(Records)
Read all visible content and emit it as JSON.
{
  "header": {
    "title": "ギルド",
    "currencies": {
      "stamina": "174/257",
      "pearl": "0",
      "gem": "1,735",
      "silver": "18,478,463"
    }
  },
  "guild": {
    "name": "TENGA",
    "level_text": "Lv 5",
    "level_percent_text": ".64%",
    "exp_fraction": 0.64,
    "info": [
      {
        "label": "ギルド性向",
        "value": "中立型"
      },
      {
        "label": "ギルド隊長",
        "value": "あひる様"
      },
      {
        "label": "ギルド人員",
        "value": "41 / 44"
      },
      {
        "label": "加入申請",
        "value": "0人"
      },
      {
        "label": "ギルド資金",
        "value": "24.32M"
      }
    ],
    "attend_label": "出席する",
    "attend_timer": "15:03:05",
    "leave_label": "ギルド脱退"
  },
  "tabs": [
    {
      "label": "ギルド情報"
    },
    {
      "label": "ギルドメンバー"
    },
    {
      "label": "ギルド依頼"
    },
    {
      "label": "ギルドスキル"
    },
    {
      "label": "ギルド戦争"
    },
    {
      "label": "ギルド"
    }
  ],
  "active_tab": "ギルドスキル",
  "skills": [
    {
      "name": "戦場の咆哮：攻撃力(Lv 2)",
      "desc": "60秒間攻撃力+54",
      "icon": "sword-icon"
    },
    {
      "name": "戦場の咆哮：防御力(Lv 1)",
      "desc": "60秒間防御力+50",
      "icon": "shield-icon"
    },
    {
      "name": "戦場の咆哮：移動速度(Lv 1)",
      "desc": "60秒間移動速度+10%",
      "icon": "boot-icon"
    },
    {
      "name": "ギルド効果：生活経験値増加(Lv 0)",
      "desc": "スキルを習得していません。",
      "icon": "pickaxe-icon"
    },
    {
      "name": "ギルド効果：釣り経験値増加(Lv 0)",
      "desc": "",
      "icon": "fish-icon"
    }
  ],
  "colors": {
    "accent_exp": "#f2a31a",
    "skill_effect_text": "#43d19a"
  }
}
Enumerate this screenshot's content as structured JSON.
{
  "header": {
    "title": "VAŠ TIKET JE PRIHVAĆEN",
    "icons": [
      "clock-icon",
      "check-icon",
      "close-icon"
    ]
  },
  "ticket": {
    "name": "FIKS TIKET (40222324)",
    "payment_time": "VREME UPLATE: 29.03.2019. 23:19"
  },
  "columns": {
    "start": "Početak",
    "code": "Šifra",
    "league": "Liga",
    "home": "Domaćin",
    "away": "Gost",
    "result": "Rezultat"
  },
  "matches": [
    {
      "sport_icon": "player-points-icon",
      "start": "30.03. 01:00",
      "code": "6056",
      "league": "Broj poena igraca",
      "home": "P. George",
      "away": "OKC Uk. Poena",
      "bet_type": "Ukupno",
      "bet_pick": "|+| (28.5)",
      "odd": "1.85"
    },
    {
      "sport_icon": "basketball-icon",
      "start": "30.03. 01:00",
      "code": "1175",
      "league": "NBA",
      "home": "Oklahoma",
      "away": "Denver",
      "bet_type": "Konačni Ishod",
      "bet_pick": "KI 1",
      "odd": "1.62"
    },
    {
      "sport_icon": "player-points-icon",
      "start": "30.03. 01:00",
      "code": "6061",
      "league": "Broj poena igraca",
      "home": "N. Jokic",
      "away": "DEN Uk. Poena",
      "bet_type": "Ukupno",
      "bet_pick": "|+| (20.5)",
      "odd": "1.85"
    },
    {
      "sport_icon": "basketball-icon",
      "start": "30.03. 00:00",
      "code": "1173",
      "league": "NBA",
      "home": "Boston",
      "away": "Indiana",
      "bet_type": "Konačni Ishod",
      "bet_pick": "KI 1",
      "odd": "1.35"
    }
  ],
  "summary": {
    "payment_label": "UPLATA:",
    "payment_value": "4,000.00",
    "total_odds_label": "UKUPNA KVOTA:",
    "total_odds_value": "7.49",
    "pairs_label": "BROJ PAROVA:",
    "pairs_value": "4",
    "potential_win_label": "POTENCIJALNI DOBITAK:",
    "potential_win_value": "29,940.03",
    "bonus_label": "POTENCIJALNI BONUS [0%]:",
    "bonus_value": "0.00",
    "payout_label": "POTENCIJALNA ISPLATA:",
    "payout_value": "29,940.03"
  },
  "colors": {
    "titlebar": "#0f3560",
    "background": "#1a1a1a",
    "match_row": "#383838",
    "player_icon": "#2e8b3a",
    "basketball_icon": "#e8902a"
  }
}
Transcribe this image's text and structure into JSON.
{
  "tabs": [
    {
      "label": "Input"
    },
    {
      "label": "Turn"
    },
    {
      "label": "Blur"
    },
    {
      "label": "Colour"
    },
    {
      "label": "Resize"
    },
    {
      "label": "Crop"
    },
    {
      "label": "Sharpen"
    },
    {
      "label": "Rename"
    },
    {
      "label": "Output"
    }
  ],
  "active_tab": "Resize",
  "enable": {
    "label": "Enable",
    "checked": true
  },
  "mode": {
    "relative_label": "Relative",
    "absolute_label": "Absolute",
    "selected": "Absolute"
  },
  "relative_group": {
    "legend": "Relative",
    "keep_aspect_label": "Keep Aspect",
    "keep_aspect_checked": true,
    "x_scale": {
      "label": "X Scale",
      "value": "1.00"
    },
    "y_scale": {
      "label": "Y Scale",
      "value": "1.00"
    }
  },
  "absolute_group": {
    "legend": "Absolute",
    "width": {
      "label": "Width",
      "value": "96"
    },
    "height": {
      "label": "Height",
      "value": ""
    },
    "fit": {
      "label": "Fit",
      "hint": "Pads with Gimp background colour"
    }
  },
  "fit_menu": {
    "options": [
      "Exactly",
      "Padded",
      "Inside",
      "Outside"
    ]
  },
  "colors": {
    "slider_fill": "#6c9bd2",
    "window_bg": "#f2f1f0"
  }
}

_YOUR TASK_
Return all of the entries word for word.

_CORRECT RESULT_
Read all visible content and emit it as JSON.
{
  "header": {
    "title": "ギルド",
    "currencies": {
      "stamina": "174/257",
      "pearl": "0",
      "gem": "1,735",
      "silver": "18,478,463"
    }
  },
  "guild": {
    "name": "TENGA",
    "level_text": "Lv 5",
    "level_percent_text": ".64%",
    "exp_fraction": 0.64,
    "info": [
      {
        "label": "ギルド性向",
        "value": "中立型"
      },
      {
        "label": "ギルド隊長",
        "value": "あひる様"
      },
      {
        "label": "ギルド人員",
        "value": "41 / 44"
      },
      {
        "label": "加入申請",
        "value": "0人"
      },
      {
        "label": "ギルド資金",
        "value": "24.32M"
      }
    ],
    "attend_label": "出席する",
    "attend_timer": "15:03:05",
    "leave_label": "ギルド脱退"
  },
  "tabs": [
    {
      "label": "ギルド情報"
    },
    {
      "label": "ギルドメンバー"
    },
    {
      "label": "ギルド依頼"
    },
    {
      "label": "ギルドスキル"
    },
    {
      "label": "ギルド戦争"
    },
    {
      "label": "ギルド"
    }
  ],
  "active_tab": "ギルドスキル",
  "skills": [
    {
      "name": "戦場の咆哮：攻撃力(Lv 2)",
      "desc": "60秒間攻撃力+54",
      "icon": "sword-icon"
    },
    {
      "name": "戦場の咆哮：防御力(Lv 1)",
      "desc": "60秒間防御力+50",
      "icon": "shield-icon"
    },
    {
      "name": "戦場の咆哮：移動速度(Lv 1)",
      "desc": "60秒間移動速度+10%",
      "icon": "boot-icon"
    },
    {
      "name": "ギルド効果：生活経験値増加(Lv 0)",
      "desc": "スキルを習得していません。",
      "icon": "pickaxe-icon"
    },
    {
      "name": "ギルド効果：釣り経験値増加(Lv 0)",
      "desc": "",
      "icon": "fish-icon"
    }
  ],
  "colors": {
    "accent_exp": "#f2a31a",
    "skill_effect_text": "#43d19a"
  }
}
Enumerate this screenshot's content as structured JSON.
{
  "header": {
    "title": "VAŠ TIKET JE PRIHVAĆEN",
    "icons": [
      "clock-icon",
      "check-icon",
      "close-icon"
    ]
  },
  "ticket": {
    "name": "FIKS TIKET (40222324)",
    "payment_time": "VREME UPLATE: 29.03.2019. 23:19"
  },
  "columns": {
    "start": "Početak",
    "code": "Šifra",
    "league": "Liga",
    "home": "Domaćin",
    "away": "Gost",
    "result": "Rezultat"
  },
  "matches": [
    {
      "sport_icon": "player-points-icon",
      "start": "30.03. 01:00",
      "code": "6056",
      "league": "Broj poena igraca",
      "home": "P. George",
      "away": "OKC Uk. Poena",
      "bet_type": "Ukupno",
      "bet_pick": "|+| (28.5)",
      "odd": "1.85"
    },
    {
      "sport_icon": "basketball-icon",
      "start": "30.03. 01:00",
      "code": "1175",
      "league": "NBA",
      "home": "Oklahoma",
      "away": "Denver",
      "bet_type": "Konačni Ishod",
      "bet_pick": "KI 1",
      "odd": "1.62"
    },
    {
      "sport_icon": "player-points-icon",
      "start": "30.03. 01:00",
      "code": "6061",
      "league": "Broj poena igraca",
      "home": "N. Jokic",
      "away": "DEN Uk. Poena",
      "bet_type": "Ukupno",
      "bet_pick": "|+| (20.5)",
      "odd": "1.85"
    },
    {
      "sport_icon": "basketball-icon",
      "start": "30.03. 00:00",
      "code": "1173",
      "league": "NBA",
      "home": "Boston",
      "away": "Indiana",
      "bet_type": "Konačni Ishod",
      "bet_pick": "KI 1",
      "odd": "1.35"
    }
  ],
  "summary": {
    "payment_label": "UPLATA:",
    "payment_value": "4,000.00",
    "total_odds_label": "UKUPNA KVOTA:",
    "total_odds_value": "7.49",
    "pairs_label": "BROJ PAROVA:",
    "pairs_value": "4",
    "potential_win_label": "POTENCIJALNI DOBITAK:",
    "potential_win_value": "29,940.03",
    "bonus_label": "POTENCIJALNI BONUS [0%]:",
    "bonus_value": "0.00",
    "payout_label": "POTENCIJALNA ISPLATA:",
    "payout_value": "29,940.03"
  },
  "colors": {
    "titlebar": "#0f3560",
    "background": "#1a1a1a",
    "match_row": "#383838",
    "player_icon": "#2e8b3a",
    "basketball_icon": "#e8902a"
  }
}
Transcribe this image's text and structure into JSON.
{
  "tabs": [
    {
      "label": "Input"
    },
    {
      "label": "Turn"
    },
    {
      "label": "Blur"
    },
    {
      "label": "Colour"
    },
    {
      "label": "Resize"
    },
    {
      "label": "Crop"
    },
    {
      "label": "Sharpen"
    },
    {
      "label": "Rename"
    },
    {
      "label": "Output"
    }
  ],
  "active_tab": "Resize",
  "enable": {
    "label": "Enable",
    "checked": true
  },
  "mode": {
    "relative_label": "Relative",
    "absolute_label": "Absolute",
    "selected": "Absolute"
  },
  "relative_group": {
    "legend": "Relative",
    "keep_aspect_label": "Keep Aspect",
    "keep_aspect_checked": true,
    "x_scale": {
      "label": "X Scale",
      "value": "1.00"
    },
    "y_scale": {
      "label": "Y Scale",
      "value": "1.00"
    }
  },
  "absolute_group": {
    "legend": "Absolute",
    "width": {
      "label": "Width",
      "value": "96"
    },
    "height": {
      "label": "Height",
      "value": ""
    },
    "fit": {
      "label": "Fit",
      "hint": "Pads with Gimp background colour"
    }
  },
  "fit_menu": {
    "options": [
      "Exactly",
      "Padded",
      "Inside",
      "Outside"
    ]
  },
  "colors": {
    "slider_fill": "#6c9bd2",
    "window_bg": "#f2f1f0"
  }
}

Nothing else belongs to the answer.